## Your goal:
Retype the data that follows line by line, exactly, and leave its pictures out.

==== Data supplied ====

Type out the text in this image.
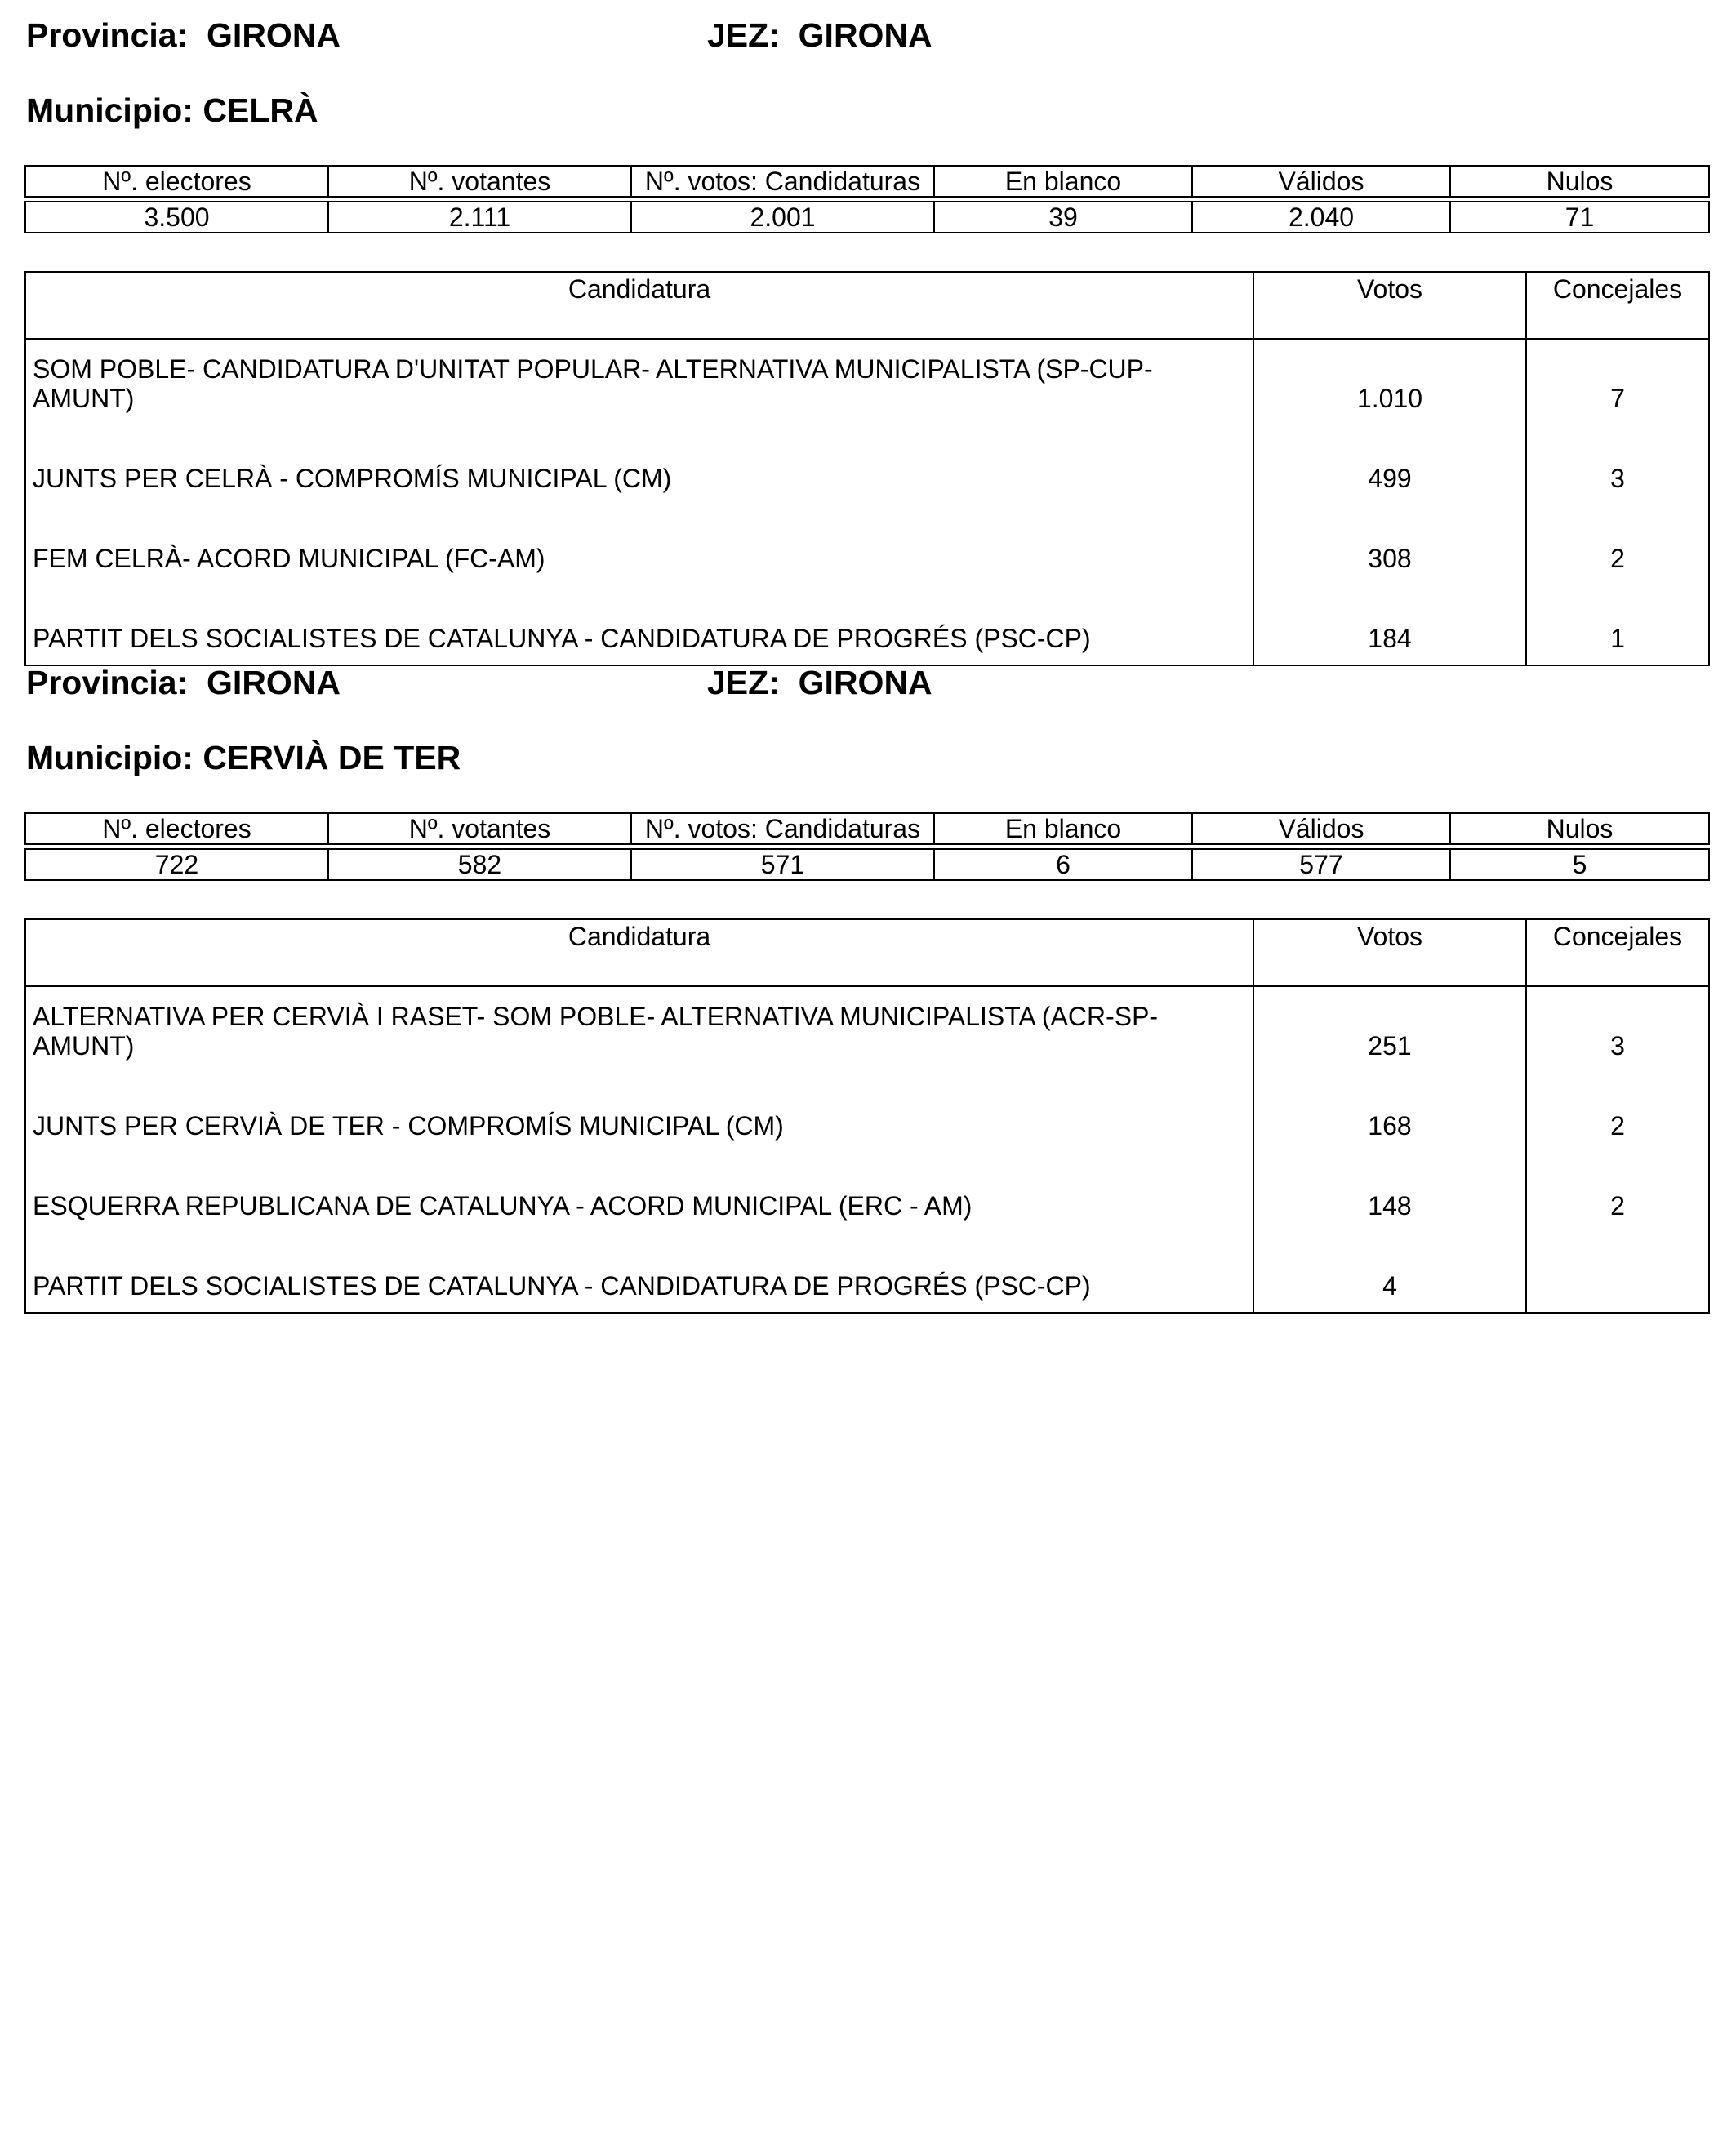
Provincia: GIRONA	JEZ: GIRONA
Municipio: CELRÀ
Nº. electores	Nº. votantes	Nº. votos: Candidaturas	En blanco	Válidos	Nulos

3.500	2.111	2.001	39	2.040	71
Candidatura	Votos	Concejales
SOM POBLE- CANDIDATURA D'UNITAT POPULAR- ALTERNATIVA MUNICIPALISTA (SP-CUP-
AMUNT)	1.010	7
JUNTS PER CELRÀ - COMPROMÍS MUNICIPAL (CM)	499	3
FEM CELRÀ- ACORD MUNICIPAL (FC-AM)	308	2
PARTIT DELS SOCIALISTES DE CATALUNYA - CANDIDATURA DE PROGRÉS (PSC-CP)	184	1
Provincia: GIRONA	JEZ: GIRONA
Municipio: CERVIÀ DE TER
Nº. electores	Nº. votantes	Nº. votos: Candidaturas	En blanco	Válidos	Nulos

722	582	571	6	577	5
Candidatura	Votos	Concejales
ALTERNATIVA PER CERVIÀ I RASET- SOM POBLE- ALTERNATIVA MUNICIPALISTA (ACR-SP-
AMUNT)	251	3
JUNTS PER CERVIÀ DE TER - COMPROMÍS MUNICIPAL (CM)	168	2
ESQUERRA REPUBLICANA DE CATALUNYA - ACORD MUNICIPAL (ERC - AM)	148	2
PARTIT DELS SOCIALISTES DE CATALUNYA - CANDIDATURA DE PROGRÉS (PSC-CP)	4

====

## Completed task:
Type out the text in this image.
Provincia: GIRONA	JEZ: GIRONA
Municipio: CELRÀ
Nº. electores	Nº. votantes	Nº. votos: Candidaturas	En blanco	Válidos	Nulos

3.500	2.111	2.001	39	2.040	71
Candidatura	Votos	Concejales
SOM POBLE- CANDIDATURA D'UNITAT POPULAR- ALTERNATIVA MUNICIPALISTA (SP-CUP-
AMUNT)	1.010	7
JUNTS PER CELRÀ - COMPROMÍS MUNICIPAL (CM)	499	3
FEM CELRÀ- ACORD MUNICIPAL (FC-AM)	308	2
PARTIT DELS SOCIALISTES DE CATALUNYA - CANDIDATURA DE PROGRÉS (PSC-CP)	184	1
Provincia: GIRONA	JEZ: GIRONA
Municipio: CERVIÀ DE TER
Nº. electores	Nº. votantes	Nº. votos: Candidaturas	En blanco	Válidos	Nulos

722	582	571	6	577	5
Candidatura	Votos	Concejales
ALTERNATIVA PER CERVIÀ I RASET- SOM POBLE- ALTERNATIVA MUNICIPALISTA (ACR-SP-
AMUNT)	251	3
JUNTS PER CERVIÀ DE TER - COMPROMÍS MUNICIPAL (CM)	168	2
ESQUERRA REPUBLICANA DE CATALUNYA - ACORD MUNICIPAL (ERC - AM)	148	2
PARTIT DELS SOCIALISTES DE CATALUNYA - CANDIDATURA DE PROGRÉS (PSC-CP)	4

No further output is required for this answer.